Collection entries
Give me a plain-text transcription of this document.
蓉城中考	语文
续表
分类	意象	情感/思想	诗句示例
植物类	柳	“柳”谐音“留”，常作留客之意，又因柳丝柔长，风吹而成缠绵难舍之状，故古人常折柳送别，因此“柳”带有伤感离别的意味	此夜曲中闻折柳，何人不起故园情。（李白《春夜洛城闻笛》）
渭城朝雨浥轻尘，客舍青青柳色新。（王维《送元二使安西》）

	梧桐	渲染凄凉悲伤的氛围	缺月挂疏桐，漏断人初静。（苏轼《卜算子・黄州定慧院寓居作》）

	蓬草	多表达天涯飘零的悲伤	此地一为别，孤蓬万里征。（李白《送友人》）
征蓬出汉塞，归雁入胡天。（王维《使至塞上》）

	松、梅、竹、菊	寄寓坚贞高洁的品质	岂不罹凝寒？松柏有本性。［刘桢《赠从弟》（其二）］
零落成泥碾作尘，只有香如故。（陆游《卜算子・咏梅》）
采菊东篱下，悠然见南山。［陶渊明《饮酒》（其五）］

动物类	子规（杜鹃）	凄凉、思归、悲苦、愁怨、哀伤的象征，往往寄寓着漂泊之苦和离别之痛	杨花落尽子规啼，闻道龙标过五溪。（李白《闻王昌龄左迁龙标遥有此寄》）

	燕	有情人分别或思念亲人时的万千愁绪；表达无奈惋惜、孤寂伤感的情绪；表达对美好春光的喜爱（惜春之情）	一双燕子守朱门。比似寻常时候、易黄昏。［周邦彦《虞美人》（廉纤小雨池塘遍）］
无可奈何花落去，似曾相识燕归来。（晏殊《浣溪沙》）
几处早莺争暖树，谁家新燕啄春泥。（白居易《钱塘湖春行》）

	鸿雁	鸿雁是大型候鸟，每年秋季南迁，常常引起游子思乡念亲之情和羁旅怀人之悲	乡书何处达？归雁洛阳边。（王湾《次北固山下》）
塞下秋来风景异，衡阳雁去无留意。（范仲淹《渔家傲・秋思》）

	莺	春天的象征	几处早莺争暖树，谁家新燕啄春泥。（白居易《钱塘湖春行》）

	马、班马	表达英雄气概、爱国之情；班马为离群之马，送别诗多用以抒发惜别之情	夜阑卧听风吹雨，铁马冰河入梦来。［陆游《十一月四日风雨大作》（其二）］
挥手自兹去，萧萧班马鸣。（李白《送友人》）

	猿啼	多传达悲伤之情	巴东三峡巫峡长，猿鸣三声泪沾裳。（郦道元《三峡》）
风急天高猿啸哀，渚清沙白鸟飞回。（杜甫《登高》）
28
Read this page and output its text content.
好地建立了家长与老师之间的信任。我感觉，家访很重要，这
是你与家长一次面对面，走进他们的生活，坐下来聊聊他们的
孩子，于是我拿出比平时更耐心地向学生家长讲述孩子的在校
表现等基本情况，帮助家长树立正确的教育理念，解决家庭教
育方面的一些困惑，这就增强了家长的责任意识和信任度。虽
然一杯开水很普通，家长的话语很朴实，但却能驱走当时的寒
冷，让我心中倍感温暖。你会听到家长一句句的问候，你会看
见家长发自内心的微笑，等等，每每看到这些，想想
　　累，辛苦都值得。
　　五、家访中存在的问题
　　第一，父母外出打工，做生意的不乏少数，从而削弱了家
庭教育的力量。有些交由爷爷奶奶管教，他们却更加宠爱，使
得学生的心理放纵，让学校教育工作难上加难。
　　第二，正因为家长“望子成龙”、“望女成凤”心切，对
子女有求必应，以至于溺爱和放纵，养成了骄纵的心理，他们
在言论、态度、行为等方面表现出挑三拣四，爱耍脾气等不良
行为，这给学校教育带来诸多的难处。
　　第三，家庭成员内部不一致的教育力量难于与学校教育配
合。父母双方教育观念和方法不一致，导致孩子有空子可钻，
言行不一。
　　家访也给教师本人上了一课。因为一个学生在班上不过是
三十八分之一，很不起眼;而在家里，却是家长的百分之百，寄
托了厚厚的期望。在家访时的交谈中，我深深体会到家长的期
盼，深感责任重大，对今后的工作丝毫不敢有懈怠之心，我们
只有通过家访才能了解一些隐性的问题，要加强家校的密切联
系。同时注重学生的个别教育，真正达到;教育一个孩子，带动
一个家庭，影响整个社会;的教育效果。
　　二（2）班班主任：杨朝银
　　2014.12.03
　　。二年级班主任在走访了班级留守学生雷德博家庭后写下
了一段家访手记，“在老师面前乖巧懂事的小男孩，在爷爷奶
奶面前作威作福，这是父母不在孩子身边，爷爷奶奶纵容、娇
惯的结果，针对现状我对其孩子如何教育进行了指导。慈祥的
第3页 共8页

| Task instructions |
Write out the material from the first line to the last, exactly.

| Task solution |
Give me a plain-text transcription of this document.
蓉城中考	语文
续表
分类	意象	情感/思想	诗句示例
植物类	柳	“柳”谐音“留”，常作留客之意，又因柳丝柔长，风吹而成缠绵难舍之状，故古人常折柳送别，因此“柳”带有伤感离别的意味	此夜曲中闻折柳，何人不起故园情。（李白《春夜洛城闻笛》）
渭城朝雨浥轻尘，客舍青青柳色新。（王维《送元二使安西》）

	梧桐	渲染凄凉悲伤的氛围	缺月挂疏桐，漏断人初静。（苏轼《卜算子・黄州定慧院寓居作》）

	蓬草	多表达天涯飘零的悲伤	此地一为别，孤蓬万里征。（李白《送友人》）
征蓬出汉塞，归雁入胡天。（王维《使至塞上》）

	松、梅、竹、菊	寄寓坚贞高洁的品质	岂不罹凝寒？松柏有本性。［刘桢《赠从弟》（其二）］
零落成泥碾作尘，只有香如故。（陆游《卜算子・咏梅》）
采菊东篱下，悠然见南山。［陶渊明《饮酒》（其五）］

动物类	子规（杜鹃）	凄凉、思归、悲苦、愁怨、哀伤的象征，往往寄寓着漂泊之苦和离别之痛	杨花落尽子规啼，闻道龙标过五溪。（李白《闻王昌龄左迁龙标遥有此寄》）

	燕	有情人分别或思念亲人时的万千愁绪；表达无奈惋惜、孤寂伤感的情绪；表达对美好春光的喜爱（惜春之情）	一双燕子守朱门。比似寻常时候、易黄昏。［周邦彦《虞美人》（廉纤小雨池塘遍）］
无可奈何花落去，似曾相识燕归来。（晏殊《浣溪沙》）
几处早莺争暖树，谁家新燕啄春泥。（白居易《钱塘湖春行》）

	鸿雁	鸿雁是大型候鸟，每年秋季南迁，常常引起游子思乡念亲之情和羁旅怀人之悲	乡书何处达？归雁洛阳边。（王湾《次北固山下》）
塞下秋来风景异，衡阳雁去无留意。（范仲淹《渔家傲・秋思》）

	莺	春天的象征	几处早莺争暖树，谁家新燕啄春泥。（白居易《钱塘湖春行》）

	马、班马	表达英雄气概、爱国之情；班马为离群之马，送别诗多用以抒发惜别之情	夜阑卧听风吹雨，铁马冰河入梦来。［陆游《十一月四日风雨大作》（其二）］
挥手自兹去，萧萧班马鸣。（李白《送友人》）

	猿啼	多传达悲伤之情	巴东三峡巫峡长，猿鸣三声泪沾裳。（郦道元《三峡》）
风急天高猿啸哀，渚清沙白鸟飞回。（杜甫《登高》）
28
Read this page and output its text content.
好地建立了家长与老师之间的信任。我感觉，家访很重要，这
是你与家长一次面对面，走进他们的生活，坐下来聊聊他们的
孩子，于是我拿出比平时更耐心地向学生家长讲述孩子的在校
表现等基本情况，帮助家长树立正确的教育理念，解决家庭教
育方面的一些困惑，这就增强了家长的责任意识和信任度。虽
然一杯开水很普通，家长的话语很朴实，但却能驱走当时的寒
冷，让我心中倍感温暖。你会听到家长一句句的问候，你会看
见家长发自内心的微笑，等等，每每看到这些，想想
　　累，辛苦都值得。
　　五、家访中存在的问题
　　第一，父母外出打工，做生意的不乏少数，从而削弱了家
庭教育的力量。有些交由爷爷奶奶管教，他们却更加宠爱，使
得学生的心理放纵，让学校教育工作难上加难。
　　第二，正因为家长“望子成龙”、“望女成凤”心切，对
子女有求必应，以至于溺爱和放纵，养成了骄纵的心理，他们
在言论、态度、行为等方面表现出挑三拣四，爱耍脾气等不良
行为，这给学校教育带来诸多的难处。
　　第三，家庭成员内部不一致的教育力量难于与学校教育配
合。父母双方教育观念和方法不一致，导致孩子有空子可钻，
言行不一。
　　家访也给教师本人上了一课。因为一个学生在班上不过是
三十八分之一，很不起眼;而在家里，却是家长的百分之百，寄
托了厚厚的期望。在家访时的交谈中，我深深体会到家长的期
盼，深感责任重大，对今后的工作丝毫不敢有懈怠之心，我们
只有通过家访才能了解一些隐性的问题，要加强家校的密切联
系。同时注重学生的个别教育，真正达到;教育一个孩子，带动
一个家庭，影响整个社会;的教育效果。
　　二（2）班班主任：杨朝银
　　2014.12.03
　　。二年级班主任在走访了班级留守学生雷德博家庭后写下
了一段家访手记，“在老师面前乖巧懂事的小男孩，在爷爷奶
奶面前作威作福，这是父母不在孩子身边，爷爷奶奶纵容、娇
惯的结果，针对现状我对其孩子如何教育进行了指导。慈祥的
第3页 共8页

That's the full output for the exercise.